SET TASK: Every line holding the string "общественные" should be gathered.

————

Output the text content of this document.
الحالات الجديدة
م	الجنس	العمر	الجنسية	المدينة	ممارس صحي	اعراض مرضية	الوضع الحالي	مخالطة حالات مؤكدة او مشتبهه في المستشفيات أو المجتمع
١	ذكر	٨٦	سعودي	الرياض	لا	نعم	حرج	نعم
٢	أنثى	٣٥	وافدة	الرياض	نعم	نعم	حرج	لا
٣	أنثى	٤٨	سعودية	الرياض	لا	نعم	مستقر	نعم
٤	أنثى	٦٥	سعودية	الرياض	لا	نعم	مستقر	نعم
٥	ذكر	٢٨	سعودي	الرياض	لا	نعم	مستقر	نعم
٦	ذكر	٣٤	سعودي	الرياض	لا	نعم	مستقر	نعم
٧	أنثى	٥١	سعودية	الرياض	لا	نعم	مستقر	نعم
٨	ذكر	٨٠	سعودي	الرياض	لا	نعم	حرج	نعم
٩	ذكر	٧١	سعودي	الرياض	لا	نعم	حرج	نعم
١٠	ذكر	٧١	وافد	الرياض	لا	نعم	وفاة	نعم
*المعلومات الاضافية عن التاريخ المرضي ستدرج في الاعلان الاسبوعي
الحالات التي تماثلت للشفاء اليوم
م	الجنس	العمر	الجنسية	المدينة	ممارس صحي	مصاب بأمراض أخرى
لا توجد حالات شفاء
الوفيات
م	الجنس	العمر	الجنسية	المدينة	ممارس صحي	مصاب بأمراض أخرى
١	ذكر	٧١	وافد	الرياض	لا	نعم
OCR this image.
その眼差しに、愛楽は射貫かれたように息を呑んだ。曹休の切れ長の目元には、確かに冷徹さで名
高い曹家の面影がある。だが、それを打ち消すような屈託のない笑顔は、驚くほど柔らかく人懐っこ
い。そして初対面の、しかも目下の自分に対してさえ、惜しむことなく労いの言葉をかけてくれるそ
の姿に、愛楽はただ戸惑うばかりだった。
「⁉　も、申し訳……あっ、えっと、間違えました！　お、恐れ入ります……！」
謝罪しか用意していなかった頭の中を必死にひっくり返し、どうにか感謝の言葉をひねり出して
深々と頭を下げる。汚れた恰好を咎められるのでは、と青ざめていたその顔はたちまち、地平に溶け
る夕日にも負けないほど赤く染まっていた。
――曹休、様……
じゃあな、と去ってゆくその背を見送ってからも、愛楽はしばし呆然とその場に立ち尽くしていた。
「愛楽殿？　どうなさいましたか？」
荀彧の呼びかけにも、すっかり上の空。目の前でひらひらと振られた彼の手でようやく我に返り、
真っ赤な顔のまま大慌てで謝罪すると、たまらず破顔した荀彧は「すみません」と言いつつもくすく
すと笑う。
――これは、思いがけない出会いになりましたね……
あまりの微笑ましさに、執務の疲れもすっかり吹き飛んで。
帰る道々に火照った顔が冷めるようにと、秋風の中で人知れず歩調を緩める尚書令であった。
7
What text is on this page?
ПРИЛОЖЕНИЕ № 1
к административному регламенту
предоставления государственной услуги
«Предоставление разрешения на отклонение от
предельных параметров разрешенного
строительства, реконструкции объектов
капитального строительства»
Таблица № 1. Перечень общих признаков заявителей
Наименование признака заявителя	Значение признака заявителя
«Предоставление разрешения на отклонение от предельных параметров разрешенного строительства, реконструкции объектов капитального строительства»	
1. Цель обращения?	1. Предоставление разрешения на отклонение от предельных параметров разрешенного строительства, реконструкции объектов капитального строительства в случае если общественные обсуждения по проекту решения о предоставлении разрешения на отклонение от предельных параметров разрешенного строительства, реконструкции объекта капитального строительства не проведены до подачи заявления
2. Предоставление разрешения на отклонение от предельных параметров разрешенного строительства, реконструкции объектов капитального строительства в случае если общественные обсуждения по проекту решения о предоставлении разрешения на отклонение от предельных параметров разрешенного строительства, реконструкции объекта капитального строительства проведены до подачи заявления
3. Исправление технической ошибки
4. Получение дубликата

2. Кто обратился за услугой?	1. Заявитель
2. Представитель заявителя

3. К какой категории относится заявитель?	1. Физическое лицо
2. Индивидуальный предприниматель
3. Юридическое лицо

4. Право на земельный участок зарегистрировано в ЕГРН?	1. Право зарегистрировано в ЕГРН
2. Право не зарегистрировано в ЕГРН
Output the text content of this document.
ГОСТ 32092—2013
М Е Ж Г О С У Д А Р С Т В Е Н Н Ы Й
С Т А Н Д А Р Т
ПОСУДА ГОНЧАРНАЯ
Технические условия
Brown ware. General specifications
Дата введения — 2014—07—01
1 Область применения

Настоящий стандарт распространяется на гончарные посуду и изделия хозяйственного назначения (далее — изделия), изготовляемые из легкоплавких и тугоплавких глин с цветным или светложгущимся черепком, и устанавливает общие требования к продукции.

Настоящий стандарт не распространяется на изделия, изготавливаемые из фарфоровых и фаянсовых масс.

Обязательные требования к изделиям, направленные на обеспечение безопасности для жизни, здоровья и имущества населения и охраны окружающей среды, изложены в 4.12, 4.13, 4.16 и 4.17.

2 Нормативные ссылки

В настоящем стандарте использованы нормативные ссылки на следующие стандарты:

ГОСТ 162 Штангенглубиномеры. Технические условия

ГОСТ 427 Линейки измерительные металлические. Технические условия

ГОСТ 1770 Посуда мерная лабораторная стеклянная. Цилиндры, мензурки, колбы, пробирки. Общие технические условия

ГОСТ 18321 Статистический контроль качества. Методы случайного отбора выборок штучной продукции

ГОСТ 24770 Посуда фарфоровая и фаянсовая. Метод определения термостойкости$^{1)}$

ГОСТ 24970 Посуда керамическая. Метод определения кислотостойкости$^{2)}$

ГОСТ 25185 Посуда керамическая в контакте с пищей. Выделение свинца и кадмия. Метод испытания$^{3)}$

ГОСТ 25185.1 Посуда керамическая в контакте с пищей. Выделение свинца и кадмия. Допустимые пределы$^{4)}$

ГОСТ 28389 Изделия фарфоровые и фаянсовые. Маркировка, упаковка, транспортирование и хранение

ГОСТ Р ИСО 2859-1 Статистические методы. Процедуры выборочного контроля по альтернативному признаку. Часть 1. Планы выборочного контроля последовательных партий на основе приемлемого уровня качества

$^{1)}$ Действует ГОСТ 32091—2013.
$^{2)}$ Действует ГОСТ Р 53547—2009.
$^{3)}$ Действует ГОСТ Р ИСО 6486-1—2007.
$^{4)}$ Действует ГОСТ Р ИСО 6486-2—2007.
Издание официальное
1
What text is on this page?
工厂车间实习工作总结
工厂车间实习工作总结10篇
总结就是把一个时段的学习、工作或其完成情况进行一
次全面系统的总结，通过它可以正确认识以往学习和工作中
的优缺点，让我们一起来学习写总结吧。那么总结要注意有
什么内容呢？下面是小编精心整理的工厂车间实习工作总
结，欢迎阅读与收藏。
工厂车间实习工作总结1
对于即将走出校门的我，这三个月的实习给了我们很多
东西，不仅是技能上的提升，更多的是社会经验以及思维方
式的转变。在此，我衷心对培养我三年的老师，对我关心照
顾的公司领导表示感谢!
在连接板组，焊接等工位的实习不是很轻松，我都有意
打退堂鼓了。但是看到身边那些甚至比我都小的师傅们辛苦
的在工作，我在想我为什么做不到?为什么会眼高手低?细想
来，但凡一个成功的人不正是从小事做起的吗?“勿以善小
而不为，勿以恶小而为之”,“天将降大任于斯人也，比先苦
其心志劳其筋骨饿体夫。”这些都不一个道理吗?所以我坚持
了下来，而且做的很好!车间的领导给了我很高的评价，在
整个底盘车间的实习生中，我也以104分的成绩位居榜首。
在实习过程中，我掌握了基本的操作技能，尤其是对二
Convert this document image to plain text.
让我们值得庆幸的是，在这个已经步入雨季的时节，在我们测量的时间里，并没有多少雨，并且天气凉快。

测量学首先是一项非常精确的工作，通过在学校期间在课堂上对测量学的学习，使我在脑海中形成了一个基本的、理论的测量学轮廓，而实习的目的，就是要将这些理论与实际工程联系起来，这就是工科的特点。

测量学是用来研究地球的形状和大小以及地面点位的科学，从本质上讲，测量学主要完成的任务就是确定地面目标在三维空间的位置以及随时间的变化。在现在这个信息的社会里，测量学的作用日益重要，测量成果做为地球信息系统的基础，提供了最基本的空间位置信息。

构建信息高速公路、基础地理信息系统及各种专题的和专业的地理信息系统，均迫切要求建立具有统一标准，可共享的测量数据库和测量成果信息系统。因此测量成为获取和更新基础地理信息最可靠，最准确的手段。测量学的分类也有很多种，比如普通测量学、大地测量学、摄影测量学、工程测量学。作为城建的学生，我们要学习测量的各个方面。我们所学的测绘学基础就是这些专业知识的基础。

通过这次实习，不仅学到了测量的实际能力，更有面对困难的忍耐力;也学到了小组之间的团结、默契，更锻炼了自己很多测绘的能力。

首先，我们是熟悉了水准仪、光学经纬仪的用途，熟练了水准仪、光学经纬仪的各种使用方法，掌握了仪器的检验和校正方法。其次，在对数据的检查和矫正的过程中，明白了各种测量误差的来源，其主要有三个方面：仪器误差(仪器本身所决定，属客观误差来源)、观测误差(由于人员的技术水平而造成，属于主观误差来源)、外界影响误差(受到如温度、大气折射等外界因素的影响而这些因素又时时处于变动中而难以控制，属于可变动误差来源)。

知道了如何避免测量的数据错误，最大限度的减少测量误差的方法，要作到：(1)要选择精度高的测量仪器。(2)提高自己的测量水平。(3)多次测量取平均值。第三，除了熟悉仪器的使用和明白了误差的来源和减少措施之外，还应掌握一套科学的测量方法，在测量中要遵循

————

EXERCISE RESPONSE:
1. Цель обращения?	1. Предоставление разрешения на отклонение от предельных параметров разрешенного строительства, реконструкции объектов капитального строительства в случае если общественные обсуждения по проекту решения о предоставлении разрешения на отклонение от предельных параметров разрешенного строительства, реконструкции объекта капитального строительства не проведены до подачи заявления
2. Предоставление разрешения на отклонение от предельных параметров разрешенного строительства, реконструкции объектов капитального строительства в случае если общественные обсуждения по проекту решения о предоставлении разрешения на отклонение от предельных параметров разрешенного строительства, реконструкции объекта капитального строительства проведены до подачи заявления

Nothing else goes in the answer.